- AIM OF THE EXERCISE:
Show all lines from the listing below that contain "structured".

_ _ _ _

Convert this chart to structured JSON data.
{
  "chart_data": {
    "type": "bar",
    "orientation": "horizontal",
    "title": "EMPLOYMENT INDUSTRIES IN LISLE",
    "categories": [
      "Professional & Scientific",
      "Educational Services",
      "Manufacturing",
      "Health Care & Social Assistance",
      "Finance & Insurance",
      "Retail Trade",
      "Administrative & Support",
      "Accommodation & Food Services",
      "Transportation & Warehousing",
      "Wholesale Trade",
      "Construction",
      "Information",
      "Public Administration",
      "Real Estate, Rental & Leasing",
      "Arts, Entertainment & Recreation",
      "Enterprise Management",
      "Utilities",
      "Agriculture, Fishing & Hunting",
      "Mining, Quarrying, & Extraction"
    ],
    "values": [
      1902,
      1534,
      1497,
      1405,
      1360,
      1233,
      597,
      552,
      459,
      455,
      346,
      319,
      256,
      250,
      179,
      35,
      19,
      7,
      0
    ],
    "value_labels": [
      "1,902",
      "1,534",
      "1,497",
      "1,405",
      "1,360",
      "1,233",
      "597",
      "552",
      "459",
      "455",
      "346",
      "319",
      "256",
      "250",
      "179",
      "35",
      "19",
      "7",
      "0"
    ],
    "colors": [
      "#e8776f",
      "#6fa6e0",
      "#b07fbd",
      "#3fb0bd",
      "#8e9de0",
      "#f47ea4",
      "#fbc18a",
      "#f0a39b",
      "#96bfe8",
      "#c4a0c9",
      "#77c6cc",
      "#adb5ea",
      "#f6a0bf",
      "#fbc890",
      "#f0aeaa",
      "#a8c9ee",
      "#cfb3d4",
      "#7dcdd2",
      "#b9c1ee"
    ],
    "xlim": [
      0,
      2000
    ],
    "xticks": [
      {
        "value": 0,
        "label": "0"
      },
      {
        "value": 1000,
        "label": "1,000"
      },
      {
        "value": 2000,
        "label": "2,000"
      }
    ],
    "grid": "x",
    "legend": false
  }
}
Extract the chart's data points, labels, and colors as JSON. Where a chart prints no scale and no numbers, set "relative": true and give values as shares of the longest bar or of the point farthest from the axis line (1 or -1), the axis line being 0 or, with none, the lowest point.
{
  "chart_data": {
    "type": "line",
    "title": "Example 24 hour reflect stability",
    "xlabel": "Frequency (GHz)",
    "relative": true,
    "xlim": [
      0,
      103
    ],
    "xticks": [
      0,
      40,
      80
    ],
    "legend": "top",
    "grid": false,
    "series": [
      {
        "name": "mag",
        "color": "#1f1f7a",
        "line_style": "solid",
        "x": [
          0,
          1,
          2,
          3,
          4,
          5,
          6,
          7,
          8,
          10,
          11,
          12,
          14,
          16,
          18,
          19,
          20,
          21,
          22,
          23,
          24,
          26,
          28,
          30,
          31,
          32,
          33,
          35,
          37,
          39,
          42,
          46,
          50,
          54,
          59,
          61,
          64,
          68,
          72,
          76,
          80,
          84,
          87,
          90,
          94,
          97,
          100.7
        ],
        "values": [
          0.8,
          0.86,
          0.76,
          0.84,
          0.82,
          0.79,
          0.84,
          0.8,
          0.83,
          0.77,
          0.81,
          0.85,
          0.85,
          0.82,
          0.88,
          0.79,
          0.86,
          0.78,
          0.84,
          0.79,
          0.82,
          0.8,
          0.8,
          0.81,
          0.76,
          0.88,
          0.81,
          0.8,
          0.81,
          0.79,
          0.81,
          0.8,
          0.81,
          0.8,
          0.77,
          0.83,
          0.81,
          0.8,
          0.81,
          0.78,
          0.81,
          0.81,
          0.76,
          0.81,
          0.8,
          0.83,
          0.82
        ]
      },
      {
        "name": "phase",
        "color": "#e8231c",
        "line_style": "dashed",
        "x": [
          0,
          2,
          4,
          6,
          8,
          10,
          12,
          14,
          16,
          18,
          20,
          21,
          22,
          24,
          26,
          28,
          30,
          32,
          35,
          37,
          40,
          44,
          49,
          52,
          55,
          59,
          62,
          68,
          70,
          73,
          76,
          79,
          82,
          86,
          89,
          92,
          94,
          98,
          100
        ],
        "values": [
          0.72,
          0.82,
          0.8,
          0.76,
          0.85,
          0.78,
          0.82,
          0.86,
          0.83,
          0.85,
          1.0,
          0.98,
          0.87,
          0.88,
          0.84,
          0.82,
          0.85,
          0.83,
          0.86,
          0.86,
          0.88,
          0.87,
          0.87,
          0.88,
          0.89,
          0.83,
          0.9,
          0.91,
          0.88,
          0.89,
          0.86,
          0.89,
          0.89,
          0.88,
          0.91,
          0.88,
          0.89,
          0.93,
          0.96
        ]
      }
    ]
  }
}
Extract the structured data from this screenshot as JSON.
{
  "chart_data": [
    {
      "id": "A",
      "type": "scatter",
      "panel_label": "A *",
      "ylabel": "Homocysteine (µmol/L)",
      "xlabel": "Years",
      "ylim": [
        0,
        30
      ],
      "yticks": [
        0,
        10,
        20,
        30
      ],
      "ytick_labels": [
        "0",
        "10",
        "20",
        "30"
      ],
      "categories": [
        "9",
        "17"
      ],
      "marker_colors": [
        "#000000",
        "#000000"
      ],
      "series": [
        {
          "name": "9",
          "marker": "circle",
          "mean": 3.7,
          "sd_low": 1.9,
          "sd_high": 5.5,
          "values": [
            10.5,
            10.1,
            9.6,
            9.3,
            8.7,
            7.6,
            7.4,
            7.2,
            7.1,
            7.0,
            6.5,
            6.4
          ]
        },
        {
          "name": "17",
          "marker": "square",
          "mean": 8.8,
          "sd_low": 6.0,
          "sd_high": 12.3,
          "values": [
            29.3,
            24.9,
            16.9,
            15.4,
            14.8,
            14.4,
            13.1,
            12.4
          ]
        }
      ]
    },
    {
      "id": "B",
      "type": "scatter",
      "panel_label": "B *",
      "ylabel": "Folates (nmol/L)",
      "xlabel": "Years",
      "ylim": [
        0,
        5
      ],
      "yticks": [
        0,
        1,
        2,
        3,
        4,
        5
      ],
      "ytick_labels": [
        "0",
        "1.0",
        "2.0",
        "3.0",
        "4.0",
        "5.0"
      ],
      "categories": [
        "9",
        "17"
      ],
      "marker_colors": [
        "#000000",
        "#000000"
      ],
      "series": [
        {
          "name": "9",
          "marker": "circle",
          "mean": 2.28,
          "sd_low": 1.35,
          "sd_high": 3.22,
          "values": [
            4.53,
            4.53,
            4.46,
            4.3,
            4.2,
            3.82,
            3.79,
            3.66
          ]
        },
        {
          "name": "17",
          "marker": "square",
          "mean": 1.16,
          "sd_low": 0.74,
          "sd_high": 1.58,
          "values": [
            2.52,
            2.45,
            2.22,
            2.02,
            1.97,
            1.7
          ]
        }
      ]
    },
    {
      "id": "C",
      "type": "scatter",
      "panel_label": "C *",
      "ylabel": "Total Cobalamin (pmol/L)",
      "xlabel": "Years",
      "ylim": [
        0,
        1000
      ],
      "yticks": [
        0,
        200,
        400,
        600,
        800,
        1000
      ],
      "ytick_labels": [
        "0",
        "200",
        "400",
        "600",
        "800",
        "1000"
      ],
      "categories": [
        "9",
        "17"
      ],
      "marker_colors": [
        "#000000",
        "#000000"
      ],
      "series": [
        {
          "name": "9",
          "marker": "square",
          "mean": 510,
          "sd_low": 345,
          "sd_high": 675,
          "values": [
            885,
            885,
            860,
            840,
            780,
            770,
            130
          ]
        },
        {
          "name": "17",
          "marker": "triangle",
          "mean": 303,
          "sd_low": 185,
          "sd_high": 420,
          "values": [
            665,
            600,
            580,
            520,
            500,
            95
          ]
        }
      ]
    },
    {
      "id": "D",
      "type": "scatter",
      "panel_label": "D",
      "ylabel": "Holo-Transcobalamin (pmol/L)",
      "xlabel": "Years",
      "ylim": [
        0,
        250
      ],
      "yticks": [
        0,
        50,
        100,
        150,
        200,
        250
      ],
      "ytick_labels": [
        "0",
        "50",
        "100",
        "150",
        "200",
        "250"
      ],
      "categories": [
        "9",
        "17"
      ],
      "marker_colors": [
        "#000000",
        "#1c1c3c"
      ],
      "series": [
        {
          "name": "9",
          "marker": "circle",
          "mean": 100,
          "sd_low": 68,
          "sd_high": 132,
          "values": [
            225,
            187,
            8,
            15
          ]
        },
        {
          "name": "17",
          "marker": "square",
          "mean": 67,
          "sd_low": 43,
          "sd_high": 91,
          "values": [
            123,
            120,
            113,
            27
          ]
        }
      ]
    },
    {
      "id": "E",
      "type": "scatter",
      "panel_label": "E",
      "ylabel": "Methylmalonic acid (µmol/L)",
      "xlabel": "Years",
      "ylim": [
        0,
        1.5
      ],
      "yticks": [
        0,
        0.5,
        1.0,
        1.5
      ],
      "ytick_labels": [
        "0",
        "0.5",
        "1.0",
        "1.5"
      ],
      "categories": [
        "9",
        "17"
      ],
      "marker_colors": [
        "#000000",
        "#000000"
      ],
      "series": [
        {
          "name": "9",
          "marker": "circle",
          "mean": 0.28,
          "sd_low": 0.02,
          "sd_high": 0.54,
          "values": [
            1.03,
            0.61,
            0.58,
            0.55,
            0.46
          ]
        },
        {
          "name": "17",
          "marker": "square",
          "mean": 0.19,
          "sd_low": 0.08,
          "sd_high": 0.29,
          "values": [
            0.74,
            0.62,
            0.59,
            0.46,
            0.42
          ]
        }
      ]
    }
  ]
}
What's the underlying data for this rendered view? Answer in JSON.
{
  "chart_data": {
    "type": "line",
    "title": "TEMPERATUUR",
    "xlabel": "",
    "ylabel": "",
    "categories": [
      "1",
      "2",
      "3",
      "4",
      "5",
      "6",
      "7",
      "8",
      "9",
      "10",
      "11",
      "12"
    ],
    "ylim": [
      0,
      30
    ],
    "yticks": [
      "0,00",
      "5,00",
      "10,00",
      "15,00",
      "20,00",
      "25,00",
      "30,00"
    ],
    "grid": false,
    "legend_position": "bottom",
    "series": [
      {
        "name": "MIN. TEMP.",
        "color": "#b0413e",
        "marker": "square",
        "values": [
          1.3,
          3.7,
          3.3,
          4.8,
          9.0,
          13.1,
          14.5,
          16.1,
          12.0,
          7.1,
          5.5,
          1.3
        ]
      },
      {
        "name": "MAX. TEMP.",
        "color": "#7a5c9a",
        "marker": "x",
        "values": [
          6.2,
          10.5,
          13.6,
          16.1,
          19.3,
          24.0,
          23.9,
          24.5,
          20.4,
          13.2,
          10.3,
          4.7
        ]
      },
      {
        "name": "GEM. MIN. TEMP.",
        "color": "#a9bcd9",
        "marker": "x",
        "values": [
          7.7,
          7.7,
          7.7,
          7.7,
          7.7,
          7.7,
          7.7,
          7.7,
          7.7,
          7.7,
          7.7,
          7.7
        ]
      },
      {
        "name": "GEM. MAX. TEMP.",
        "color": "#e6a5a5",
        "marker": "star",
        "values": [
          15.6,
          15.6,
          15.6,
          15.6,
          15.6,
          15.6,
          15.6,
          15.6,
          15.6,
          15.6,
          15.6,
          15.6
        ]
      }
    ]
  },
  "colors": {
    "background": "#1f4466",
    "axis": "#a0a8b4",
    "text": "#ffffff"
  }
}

_ _ _ _

- FULL OUTPUT:
Convert this chart to structured JSON data.
Extract the structured data from this screenshot as JSON.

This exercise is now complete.